GIVEN TASK |
Write out the entire listing below exactly as it appears, minus any pictures.

Data excerpts:

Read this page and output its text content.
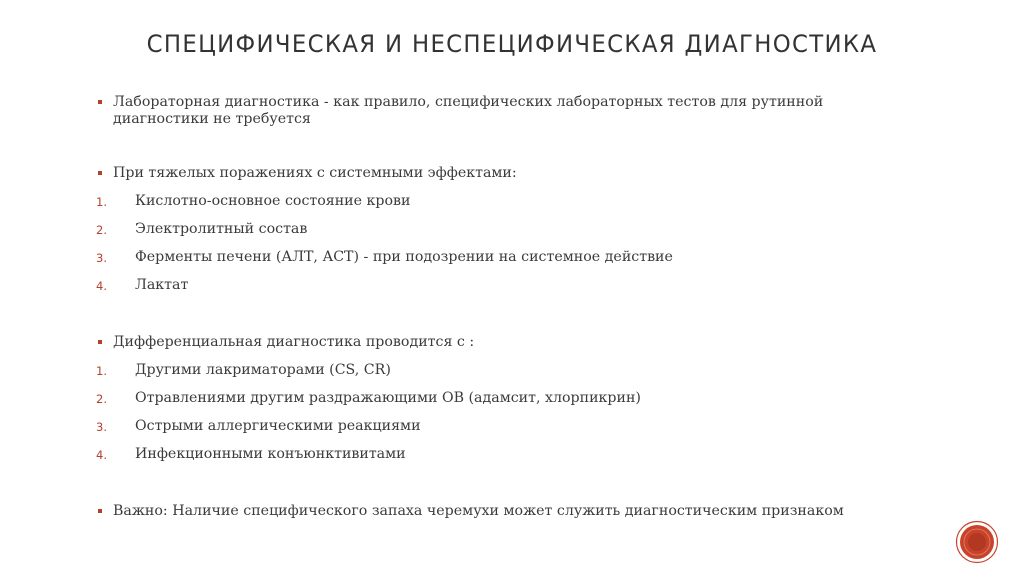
СПЕЦИФИЧЕСКАЯ И НЕСПЕЦИФИЧЕСКАЯ ДИАГНОСТИКА
Лабораторная диагностика - как правило, специфических лабораторных тестов для рутинной диагностики не требуется
При тяжелых поражениях с системными эффектами:
1. Кислотно-основное состояние крови
2. Электролитный состав
3. Ферменты печени (АЛТ, АСТ) - при подозрении на системное действие
4. Лактат
Дифференциальная диагностика проводится с :
1. Другими лакриматорами (CS, CR)
2. Отравлениями другим раздражающими ОВ (адамсит, хлорпикрин)
3. Острыми аллергическими реакциями
4. Инфекционными конъюнктивитами
Важно: Наличие специфического запаха черемухи может служить диагностическим признаком
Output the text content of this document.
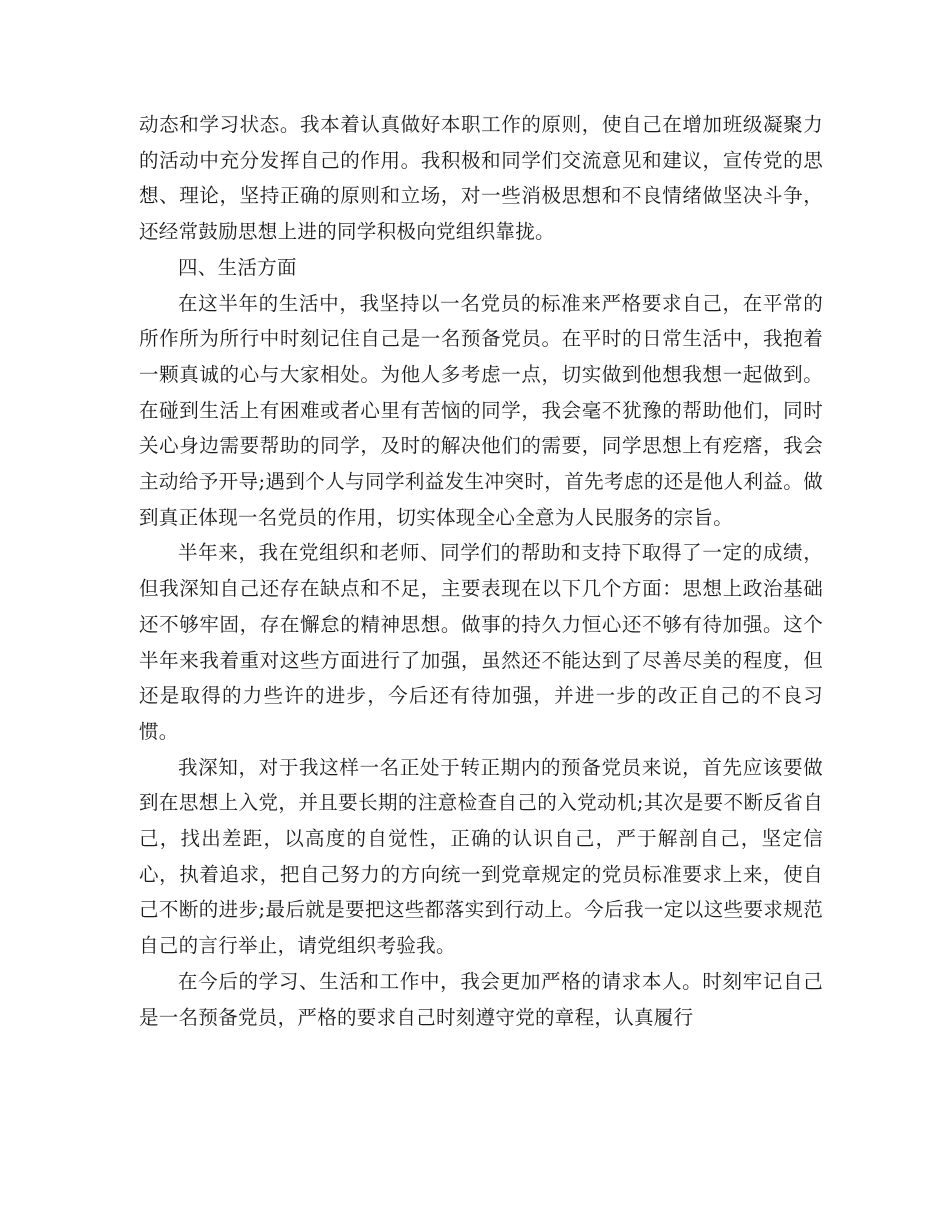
动态和学习状态。我本着认真做好本职工作的原则，使自己在增加班级凝聚力的活动中充分发挥自己的作用。我积极和同学们交流意见和建议，宣传党的思想、理论，坚持正确的原则和立场，对一些消极思想和不良情绪做坚决斗争，还经常鼓励思想上进的同学积极向党组织靠拢。

四、生活方面

在这半年的生活中，我坚持以一名党员的标准来严格要求自己，在平常的所作所为所行中时刻记住自己是一名预备党员。在平时的日常生活中，我抱着一颗真诚的心与大家相处。为他人多考虑一点，切实做到他想我想一起做到。在碰到生活上有困难或者心里有苦恼的同学，我会毫不犹豫的帮助他们，同时关心身边需要帮助的同学，及时的解决他们的需要，同学思想上有疙瘩，我会主动给予开导;遇到个人与同学利益发生冲突时，首先考虑的还是他人利益。做到真正体现一名党员的作用，切实体现全心全意为人民服务的宗旨。

半年来，我在党组织和老师、同学们的帮助和支持下取得了一定的成绩，但我深知自己还存在缺点和不足，主要表现在以下几个方面：思想上政治基础还不够牢固，存在懈怠的精神思想。做事的持久力恒心还不够有待加强。这个半年来我着重对这些方面进行了加强，虽然还不能达到了尽善尽美的程度，但还是取得的力些许的进步，今后还有待加强，并进一步的改正自己的不良习惯。

我深知，对于我这样一名正处于转正期内的预备党员来说，首先应该要做到在思想上入党，并且要长期的注意检查自己的入党动机;其次是要不断反省自己，找出差距，以高度的自觉性，正确的认识自己，严于解剖自己，坚定信心，执着追求，把自己努力的方向统一到党章规定的党员标准要求上来，使自己不断的进步;最后就是要把这些都落实到行动上。今后我一定以这些要求规范自己的言行举止，请党组织考验我。

在今后的学习、生活和工作中，我会更加严格的请求本人。时刻牢记自己是一名预备党员，严格的要求自己时刻遵守党的章程，认真履行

WRITTEN SOLUTION |
Read this page and output its text content.
СПЕЦИФИЧЕСКАЯ И НЕСПЕЦИФИЧЕСКАЯ ДИАГНОСТИКА
Лабораторная диагностика - как правило, специфических лабораторных тестов для рутинной диагностики не требуется
При тяжелых поражениях с системными эффектами:
1. Кислотно-основное состояние крови
2. Электролитный состав
3. Ферменты печени (АЛТ, АСТ) - при подозрении на системное действие
4. Лактат
Дифференциальная диагностика проводится с :
1. Другими лакриматорами (CS, CR)
2. Отравлениями другим раздражающими ОВ (адамсит, хлорпикрин)
3. Острыми аллергическими реакциями
4. Инфекционными конъюнктивитами
Важно: Наличие специфического запаха черемухи может служить диагностическим признаком
Output the text content of this document.
动态和学习状态。我本着认真做好本职工作的原则，使自己在增加班级凝聚力的活动中充分发挥自己的作用。我积极和同学们交流意见和建议，宣传党的思想、理论，坚持正确的原则和立场，对一些消极思想和不良情绪做坚决斗争，还经常鼓励思想上进的同学积极向党组织靠拢。

四、生活方面

在这半年的生活中，我坚持以一名党员的标准来严格要求自己，在平常的所作所为所行中时刻记住自己是一名预备党员。在平时的日常生活中，我抱着一颗真诚的心与大家相处。为他人多考虑一点，切实做到他想我想一起做到。在碰到生活上有困难或者心里有苦恼的同学，我会毫不犹豫的帮助他们，同时关心身边需要帮助的同学，及时的解决他们的需要，同学思想上有疙瘩，我会主动给予开导;遇到个人与同学利益发生冲突时，首先考虑的还是他人利益。做到真正体现一名党员的作用，切实体现全心全意为人民服务的宗旨。

半年来，我在党组织和老师、同学们的帮助和支持下取得了一定的成绩，但我深知自己还存在缺点和不足，主要表现在以下几个方面：思想上政治基础还不够牢固，存在懈怠的精神思想。做事的持久力恒心还不够有待加强。这个半年来我着重对这些方面进行了加强，虽然还不能达到了尽善尽美的程度，但还是取得的力些许的进步，今后还有待加强，并进一步的改正自己的不良习惯。

我深知，对于我这样一名正处于转正期内的预备党员来说，首先应该要做到在思想上入党，并且要长期的注意检查自己的入党动机;其次是要不断反省自己，找出差距，以高度的自觉性，正确的认识自己，严于解剖自己，坚定信心，执着追求，把自己努力的方向统一到党章规定的党员标准要求上来，使自己不断的进步;最后就是要把这些都落实到行动上。今后我一定以这些要求规范自己的言行举止，请党组织考验我。

在今后的学习、生活和工作中，我会更加严格的请求本人。时刻牢记自己是一名预备党员，严格的要求自己时刻遵守党的章程，认真履行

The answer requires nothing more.